(Collected data)
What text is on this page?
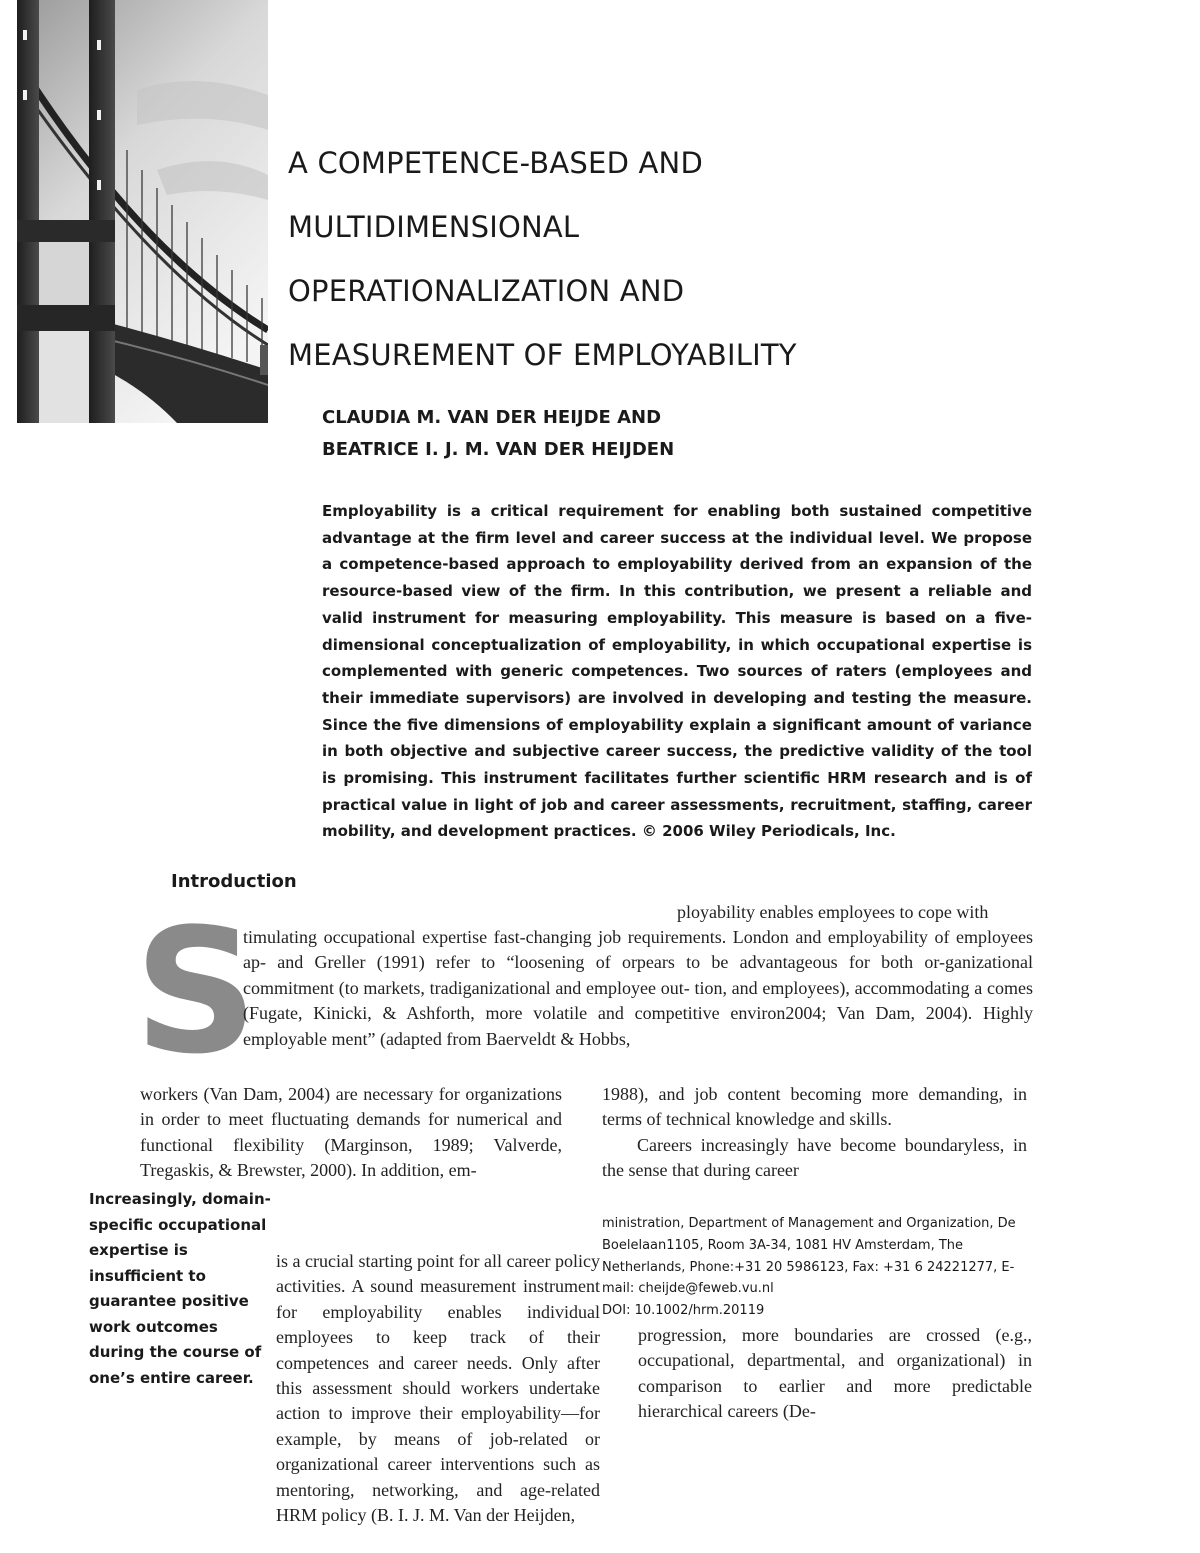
A COMPETENCE-BASED AND
MULTIDIMENSIONAL
OPERATIONALIZATION AND
MEASUREMENT OF EMPLOYABILITY
CLAUDIA M. VAN DER HEIJDE AND
BEATRICE I. J. M. VAN DER HEIJDEN
Employability is a critical requirement for enabling both sustained competitive advantage at the firm level and career success at the individual level. We propose a competence-based approach to employability derived from an expansion of the resource-based view of the firm. In this contribution, we present a reliable and valid instrument for measuring employability. This measure is based on a five-dimensional conceptualization of employability, in which occupational expertise is complemented with generic competences. Two sources of raters (employees and their immediate supervisors) are involved in developing and testing the measure. Since the five dimensions of employability explain a significant amount of variance in both objective and subjective career success, the predictive validity of the tool is promising. This instrument facilitates further scientific HRM research and is of practical value in light of job and career assessments, recruitment, staffing, career mobility, and development practices. © 2006 Wiley Periodicals, Inc.
Introduction
S	ployability enables employees to cope with
timulating occupational expertise fast-changing job requirements. London and employability of employees ap- and Greller (1991) refer to “loosening of orpears to be advantageous for both or-ganizational commitment (to markets, tradiganizational and employee out- tion, and employees), accommodating a comes (Fugate, Kinicki, & Ashforth, more volatile and competitive environ2004; Van Dam, 2004). Highly employable ment” (adapted from Baerveldt & Hobbs,
workers (Van Dam, 2004) are necessary for organizations in order to meet fluctuating demands for numerical and functional flexibility (Marginson, 1989; Valverde, Tregaskis, & Brewster, 2000). In addition, em-
1988), and job content becoming more demanding, in terms of technical knowledge and skills.
Careers increasingly have become boundaryless, in the sense that during career
Increasingly, domain-specific occupational expertise is insufficient to guarantee positive work outcomes during the course of one’s entire career.
is a crucial starting point for all career policy activities. A sound measurement instrument for employability enables individual employees to keep track of their competences and career needs. Only after this assessment should workers undertake action to improve their employability—for example, by means of job-related or organizational career interventions such as mentoring, networking, and age-related HRM policy (B. I. J. M. Van der Heijden,
ministration, Department of Management and Organization, De Boelelaan1105, Room 3A-34, 1081 HV Amsterdam, The Netherlands, Phone:+31 20 5986123, Fax: +31 6 24221277, E-mail: cheijde@feweb.vu.nl
DOI: 10.1002/hrm.20119
progression, more boundaries are crossed (e.g., occupational, departmental, and organizational) in comparison to earlier and more predictable hierarchical careers (De-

• Task to carry out:
Reply with only the number of lines in the entries that contain the word "during".

• Answer in full:
2